## Task details
Duplicate the following lines exactly as they appear, leaving each one unchanged.

(Records from a data source)
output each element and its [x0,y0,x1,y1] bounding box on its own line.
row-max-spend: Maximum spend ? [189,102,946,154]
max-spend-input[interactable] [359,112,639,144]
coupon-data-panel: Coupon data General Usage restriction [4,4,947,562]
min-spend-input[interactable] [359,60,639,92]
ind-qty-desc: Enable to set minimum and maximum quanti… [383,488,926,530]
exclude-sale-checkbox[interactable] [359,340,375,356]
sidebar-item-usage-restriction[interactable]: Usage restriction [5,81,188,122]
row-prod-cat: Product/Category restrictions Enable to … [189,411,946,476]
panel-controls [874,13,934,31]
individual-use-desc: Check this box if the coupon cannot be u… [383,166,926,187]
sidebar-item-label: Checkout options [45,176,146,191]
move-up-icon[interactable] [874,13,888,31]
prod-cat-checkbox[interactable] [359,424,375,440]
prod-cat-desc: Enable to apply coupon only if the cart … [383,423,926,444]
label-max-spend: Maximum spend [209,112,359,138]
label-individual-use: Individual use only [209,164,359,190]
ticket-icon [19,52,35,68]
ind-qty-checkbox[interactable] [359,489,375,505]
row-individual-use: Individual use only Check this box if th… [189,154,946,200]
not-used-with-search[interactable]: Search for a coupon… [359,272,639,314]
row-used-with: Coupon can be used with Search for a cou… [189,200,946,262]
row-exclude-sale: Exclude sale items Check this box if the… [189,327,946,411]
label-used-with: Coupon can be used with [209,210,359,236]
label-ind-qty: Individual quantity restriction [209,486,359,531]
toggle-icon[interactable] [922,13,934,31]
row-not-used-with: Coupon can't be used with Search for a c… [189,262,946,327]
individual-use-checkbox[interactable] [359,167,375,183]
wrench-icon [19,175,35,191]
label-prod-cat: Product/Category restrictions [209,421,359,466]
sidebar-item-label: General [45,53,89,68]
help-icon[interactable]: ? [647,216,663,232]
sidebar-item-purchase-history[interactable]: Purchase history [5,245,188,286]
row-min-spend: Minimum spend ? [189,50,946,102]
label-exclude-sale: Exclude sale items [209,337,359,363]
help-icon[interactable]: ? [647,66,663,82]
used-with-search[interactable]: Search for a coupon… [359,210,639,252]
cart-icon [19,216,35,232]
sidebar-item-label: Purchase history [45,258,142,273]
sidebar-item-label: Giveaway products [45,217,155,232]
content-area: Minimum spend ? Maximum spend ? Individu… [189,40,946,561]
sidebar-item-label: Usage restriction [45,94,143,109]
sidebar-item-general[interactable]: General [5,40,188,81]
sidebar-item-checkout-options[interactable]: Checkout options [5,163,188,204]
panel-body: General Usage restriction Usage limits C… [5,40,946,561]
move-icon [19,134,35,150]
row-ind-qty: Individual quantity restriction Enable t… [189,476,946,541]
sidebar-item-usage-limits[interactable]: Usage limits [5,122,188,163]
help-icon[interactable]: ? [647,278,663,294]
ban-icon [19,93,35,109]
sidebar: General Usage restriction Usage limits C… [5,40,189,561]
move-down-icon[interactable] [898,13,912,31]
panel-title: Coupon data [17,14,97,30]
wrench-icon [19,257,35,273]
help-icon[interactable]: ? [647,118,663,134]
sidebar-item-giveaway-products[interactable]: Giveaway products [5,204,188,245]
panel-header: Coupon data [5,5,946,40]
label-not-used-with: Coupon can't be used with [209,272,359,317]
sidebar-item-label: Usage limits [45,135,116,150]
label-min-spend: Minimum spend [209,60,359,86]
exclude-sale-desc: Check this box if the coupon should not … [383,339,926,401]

## Result below
output each element and its [x0,y0,x1,y1] bounding box on its own line.
row-max-spend: Maximum spend ? [189,102,946,154]
max-spend-input[interactable] [359,112,639,144]
coupon-data-panel: Coupon data General Usage restriction [4,4,947,562]
min-spend-input[interactable] [359,60,639,92]
ind-qty-desc: Enable to set minimum and maximum quanti… [383,488,926,530]
exclude-sale-checkbox[interactable] [359,340,375,356]
sidebar-item-usage-restriction[interactable]: Usage restriction [5,81,188,122]
row-prod-cat: Product/Category restrictions Enable to … [189,411,946,476]
panel-controls [874,13,934,31]
individual-use-desc: Check this box if the coupon cannot be u… [383,166,926,187]
sidebar-item-label: Checkout options [45,176,146,191]
move-up-icon[interactable] [874,13,888,31]
prod-cat-checkbox[interactable] [359,424,375,440]
prod-cat-desc: Enable to apply coupon only if the cart … [383,423,926,444]
label-max-spend: Maximum spend [209,112,359,138]
label-individual-use: Individual use only [209,164,359,190]
ticket-icon [19,52,35,68]
ind-qty-checkbox[interactable] [359,489,375,505]
row-individual-use: Individual use only Check this box if th… [189,154,946,200]
not-used-with-search[interactable]: Search for a coupon… [359,272,639,314]
row-used-with: Coupon can be used with Search for a cou… [189,200,946,262]
row-exclude-sale: Exclude sale items Check this box if the… [189,327,946,411]
label-used-with: Coupon can be used with [209,210,359,236]
label-ind-qty: Individual quantity restriction [209,486,359,531]
toggle-icon[interactable] [922,13,934,31]
row-not-used-with: Coupon can't be used with Search for a c… [189,262,946,327]
individual-use-checkbox[interactable] [359,167,375,183]
wrench-icon [19,175,35,191]
label-prod-cat: Product/Category restrictions [209,421,359,466]
sidebar-item-label: General [45,53,89,68]
help-icon[interactable]: ? [647,216,663,232]
sidebar-item-purchase-history[interactable]: Purchase history [5,245,188,286]
row-min-spend: Minimum spend ? [189,50,946,102]
label-exclude-sale: Exclude sale items [209,337,359,363]
help-icon[interactable]: ? [647,66,663,82]
used-with-search[interactable]: Search for a coupon… [359,210,639,252]
cart-icon [19,216,35,232]
sidebar-item-label: Purchase history [45,258,142,273]
sidebar-item-label: Giveaway products [45,217,155,232]
content-area: Minimum spend ? Maximum spend ? Individu… [189,40,946,561]
sidebar-item-label: Usage restriction [45,94,143,109]
sidebar-item-general[interactable]: General [5,40,188,81]
sidebar-item-checkout-options[interactable]: Checkout options [5,163,188,204]
panel-body: General Usage restriction Usage limits C… [5,40,946,561]
move-icon [19,134,35,150]
row-ind-qty: Individual quantity restriction Enable t… [189,476,946,541]
sidebar-item-usage-limits[interactable]: Usage limits [5,122,188,163]
help-icon[interactable]: ? [647,278,663,294]
ban-icon [19,93,35,109]
sidebar: General Usage restriction Usage limits C… [5,40,189,561]
move-down-icon[interactable] [898,13,912,31]
panel-title: Coupon data [17,14,97,30]
wrench-icon [19,257,35,273]
help-icon[interactable]: ? [647,118,663,134]
sidebar-item-giveaway-products[interactable]: Giveaway products [5,204,188,245]
panel-header: Coupon data [5,5,946,40]
label-not-used-with: Coupon can't be used with [209,272,359,317]
sidebar-item-label: Usage limits [45,135,116,150]
label-min-spend: Minimum spend [209,60,359,86]
exclude-sale-desc: Check this box if the coupon should not … [383,339,926,401]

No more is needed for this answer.